§ **DATA SUPPLIED**
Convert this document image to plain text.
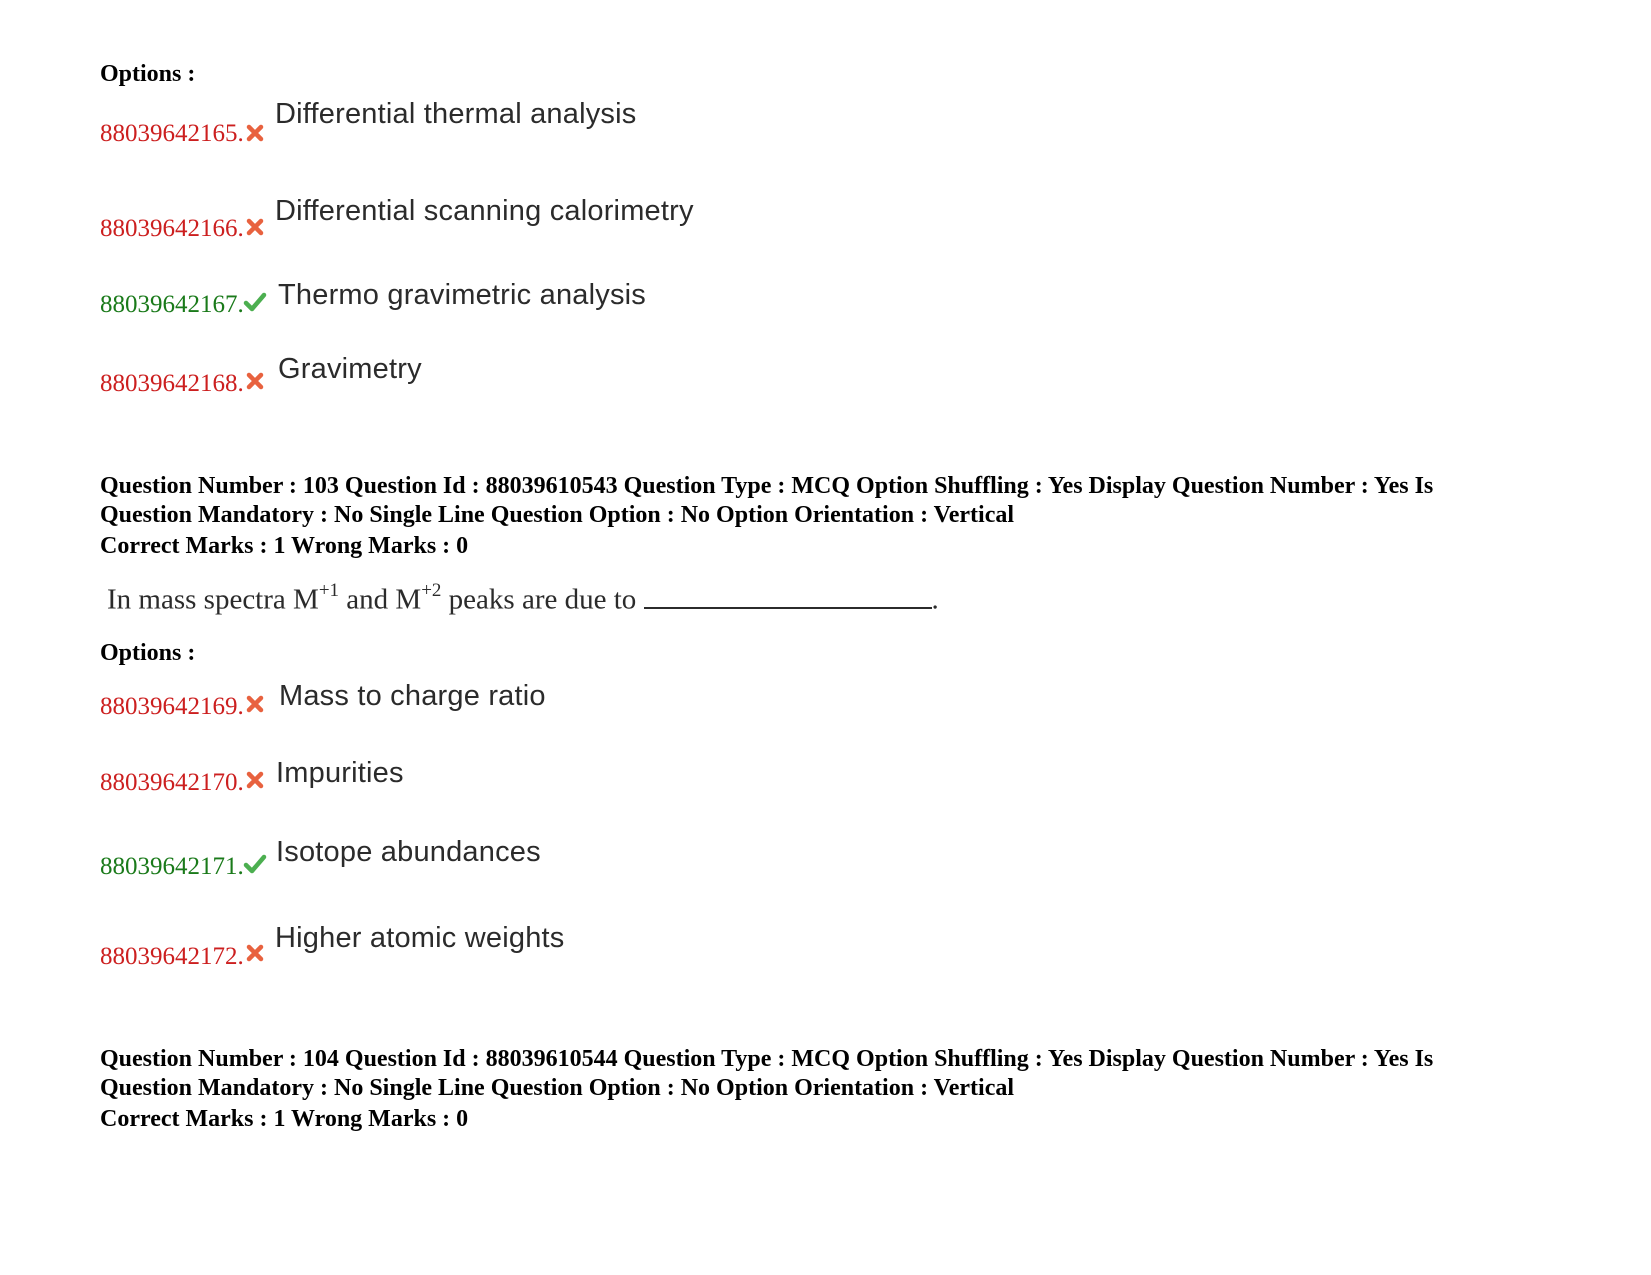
Options :
88039642165.
Differential thermal analysis
88039642166.
Differential scanning calorimetry
88039642167. Thermo gravimetric analysis
88039642168. Gravimetry
Question Number : 103 Question Id : 88039610543 Question Type : MCQ Option Shuffling : Yes Display Question Number : Yes Is
Question Mandatory : No Single Line Question Option : No Option Orientation : Vertical
Correct Marks : 1 Wrong Marks : 0
In mass spectra $M^{+1}$ and $M^{+2}$ peaks are due to	.
Options :
88039642169. Mass to charge ratio
88039642170. Impurities
88039642171. Isotope abundances
88039642172.
Higher atomic weights
Question Number : 104 Question Id : 88039610544 Question Type : MCQ Option Shuffling : Yes Display Question Number : Yes Is
Question Mandatory : No Single Line Question Option : No Option Orientation : Vertical
Correct Marks : 1 Wrong Marks : 0
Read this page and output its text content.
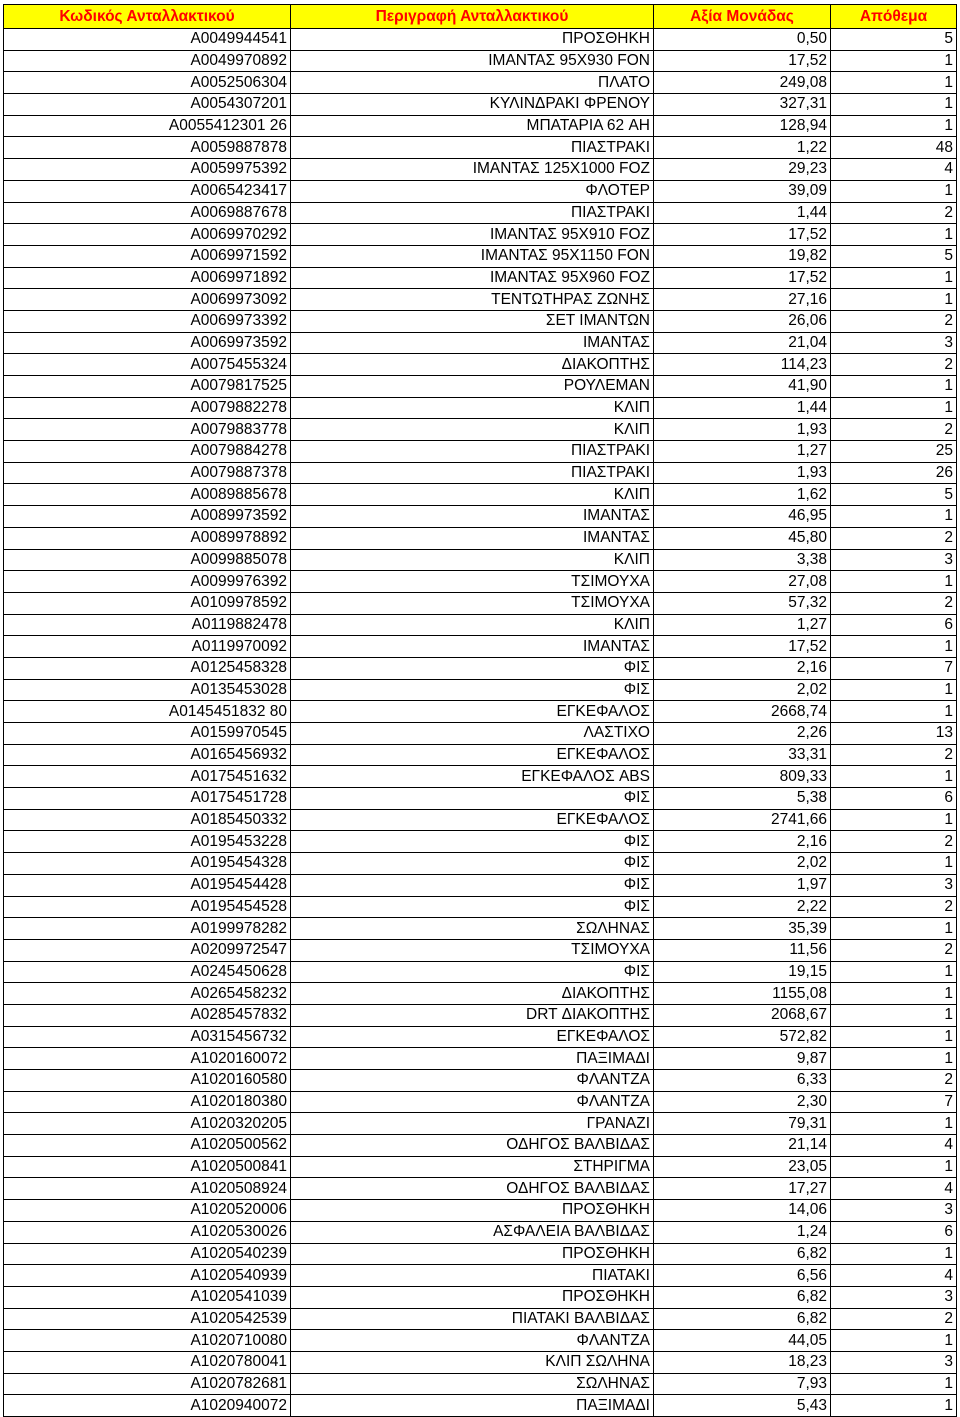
Κωδικός Ανταλλακτικού	Περιγραφή Ανταλλακτικού	Αξία Μονάδας	Απόθεμα
A0049944541	ΠΡΟΣΘΗΚΗ	0,50	5
A0049970892	ΙΜΑΝΤΑΣ 95X930 FON	17,52	1
A0052506304	ΠΛΑΤΟ	249,08	1
A0054307201	ΚΥΛΙΝΔΡΑΚΙ ΦΡΕΝΟΥ	327,31	1
A0055412301 26	ΜΠΑΤΑΡΙΑ 62 AH	128,94	1
A0059887878	ΠΙΑΣΤΡΑΚΙ	1,22	48
A0059975392	ΙΜΑΝΤΑΣ 125X1000 FOZ	29,23	4
A0065423417	ΦΛΟΤΕΡ	39,09	1
A0069887678	ΠΙΑΣΤΡΑΚΙ	1,44	2
A0069970292	ΙΜΑΝΤΑΣ 95X910 FOZ	17,52	1
A0069971592	ΙΜΑΝΤΑΣ 95X1150 FON	19,82	5
A0069971892	ΙΜΑΝΤΑΣ 95X960 FOZ	17,52	1
A0069973092	ΤΕΝΤΩΤΗΡΑΣ ΖΩΝΗΣ	27,16	1
A0069973392	ΣΕΤ ΙΜΑΝΤΩΝ	26,06	2
A0069973592	ΙΜΑΝΤΑΣ	21,04	3
A0075455324	ΔΙΑΚΟΠΤΗΣ	114,23	2
A0079817525	ΡΟΥΛΕΜΑΝ	41,90	1
A0079882278	ΚΛΙΠ	1,44	1
A0079883778	ΚΛΙΠ	1,93	2
A0079884278	ΠΙΑΣΤΡΑΚΙ	1,27	25
A0079887378	ΠΙΑΣΤΡΑΚΙ	1,93	26
A0089885678	ΚΛΙΠ	1,62	5
A0089973592	ΙΜΑΝΤΑΣ	46,95	1
A0089978892	ΙΜΑΝΤΑΣ	45,80	2
A0099885078	ΚΛΙΠ	3,38	3
A0099976392	ΤΣΙΜΟΥΧΑ	27,08	1
A0109978592	ΤΣΙΜΟΥΧΑ	57,32	2
A0119882478	ΚΛΙΠ	1,27	6
A0119970092	ΙΜΑΝΤΑΣ	17,52	1
A0125458328	ΦΙΣ	2,16	7
A0135453028	ΦΙΣ	2,02	1
A0145451832 80	ΕΓΚΕΦΑΛΟΣ	2668,74	1
A0159970545	ΛΑΣΤΙΧΟ	2,26	13
A0165456932	ΕΓΚΕΦΑΛΟΣ	33,31	2
A0175451632	ΕΓΚΕΦΑΛΟΣ ABS	809,33	1
A0175451728	ΦΙΣ	5,38	6
A0185450332	ΕΓΚΕΦΑΛΟΣ	2741,66	1
A0195453228	ΦΙΣ	2,16	2
A0195454328	ΦΙΣ	2,02	1
A0195454428	ΦΙΣ	1,97	3
A0195454528	ΦΙΣ	2,22	2
A0199978282	ΣΩΛΗΝΑΣ	35,39	1
A0209972547	ΤΣΙΜΟΥΧΑ	11,56	2
A0245450628	ΦΙΣ	19,15	1
A0265458232	ΔΙΑΚΟΠΤΗΣ	1155,08	1
A0285457832	DRT ΔΙΑΚΟΠΤΗΣ	2068,67	1
A0315456732	ΕΓΚΕΦΑΛΟΣ	572,82	1
A1020160072	ΠΑΞΙΜΑΔΙ	9,87	1
A1020160580	ΦΛΑΝΤΖΑ	6,33	2
A1020180380	ΦΛΑΝΤΖΑ	2,30	7
A1020320205	ΓΡΑΝΑΖΙ	79,31	1
A1020500562	ΟΔΗΓΟΣ ΒΑΛΒΙΔΑΣ	21,14	4
A1020500841	ΣΤΗΡΙΓΜΑ	23,05	1
A1020508924	ΟΔΗΓΟΣ ΒΑΛΒΙΔΑΣ	17,27	4
A1020520006	ΠΡΟΣΘΗΚΗ	14,06	3
A1020530026	ΑΣΦΑΛΕΙΑ ΒΑΛΒΙΔΑΣ	1,24	6
A1020540239	ΠΡΟΣΘΗΚΗ	6,82	1
A1020540939	ΠΙΑΤΑΚΙ	6,56	4
A1020541039	ΠΡΟΣΘΗΚΗ	6,82	3
A1020542539	ΠΙΑΤΑΚΙ ΒΑΛΒΙΔΑΣ	6,82	2
A1020710080	ΦΛΑΝΤΖΑ	44,05	1
A1020780041	ΚΛΙΠ ΣΩΛΗΝΑ	18,23	3
A1020782681	ΣΩΛΗΝΑΣ	7,93	1
A1020940072	ΠΑΞΙΜΑΔΙ	5,43	1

§ **PROBLEM**
Return from the data every line that holds "ΙΜΑΝΤΑΣ".

§ **TASK OUTPUT**
A0049970892	ΙΜΑΝΤΑΣ 95X930 FON	17,52	1
A0059975392	ΙΜΑΝΤΑΣ 125X1000 FOZ	29,23	4
A0069970292	ΙΜΑΝΤΑΣ 95X910 FOZ	17,52	1
A0069971592	ΙΜΑΝΤΑΣ 95X1150 FON	19,82	5
A0069971892	ΙΜΑΝΤΑΣ 95X960 FOZ	17,52	1
A0069973592	ΙΜΑΝΤΑΣ	21,04	3
A0089973592	ΙΜΑΝΤΑΣ	46,95	1
A0089978892	ΙΜΑΝΤΑΣ	45,80	2
A0119970092	ΙΜΑΝΤΑΣ	17,52	1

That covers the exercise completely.